> SET PROBLEM:
Gather all lines from the material that contain "Supply".

> DATA:
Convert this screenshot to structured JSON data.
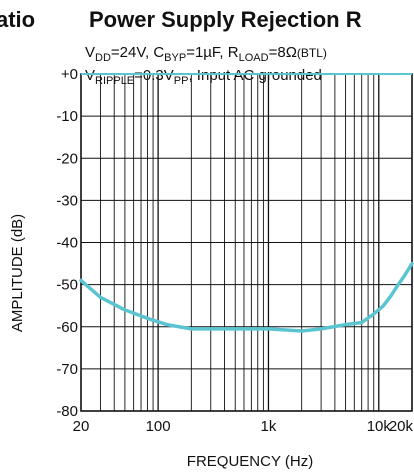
{
  "header": {
    "left_fragment": "atio",
    "title": "Power Supply Rejection R"
  },
  "subtitle": {
    "line1": {
      "vdd_sym": "V",
      "vdd_sub": "DD",
      "vdd_val": "=24V, ",
      "cbyp_sym": "C",
      "cbyp_sub": "BYP",
      "cbyp_val": "=1µF, ",
      "rload_sym": "R",
      "rload_sub": "LOAD",
      "rload_val": "=8Ω",
      "btl": "(BTL)"
    },
    "line2": {
      "vr_sym": "V",
      "vr_sub": "RIPPLE",
      "vr_val": "=0.3V",
      "vpp_sub": "PP",
      "rest": ", Input AC grounded"
    }
  },
  "chart_data": {
    "type": "line",
    "title": "Power Supply Rejection R",
    "xlabel": "FREQUENCY (Hz)",
    "ylabel": "AMPLITUDE (dB)",
    "xscale": "log",
    "xlim": [
      20,
      20000
    ],
    "ylim": [
      -80,
      0
    ],
    "grid": true,
    "x_ticks": [
      {
        "value": 20,
        "label": "20"
      },
      {
        "value": 100,
        "label": "100"
      },
      {
        "value": 1000,
        "label": "1k"
      },
      {
        "value": 10000,
        "label": "10k"
      },
      {
        "value": 20000,
        "label": "20k"
      }
    ],
    "y_ticks": [
      {
        "value": 0,
        "label": "+0"
      },
      {
        "value": -10,
        "label": "-10"
      },
      {
        "value": -20,
        "label": "-20"
      },
      {
        "value": -30,
        "label": "-30"
      },
      {
        "value": -40,
        "label": "-40"
      },
      {
        "value": -50,
        "label": "-50"
      },
      {
        "value": -60,
        "label": "-60"
      },
      {
        "value": -70,
        "label": "-70"
      },
      {
        "value": -80,
        "label": "-80"
      }
    ],
    "series": [
      {
        "color": "#5bc4d1",
        "x": [
          20,
          30,
          50,
          80,
          120,
          200,
          300,
          500,
          1000,
          2000,
          3000,
          5000,
          7000,
          9000,
          11000,
          13000,
          15000,
          17000,
          20000
        ],
        "y": [
          -49,
          -53,
          -56,
          -58,
          -59.5,
          -60.5,
          -60.5,
          -60.5,
          -60.5,
          -61,
          -60.5,
          -59.5,
          -59,
          -57,
          -55,
          -52.5,
          -50,
          -48,
          -45
        ]
      }
    ]
  }
}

> WRITTEN REPLY:
    "title": "Power Supply Rejection R"
    "title": "Power Supply Rejection R",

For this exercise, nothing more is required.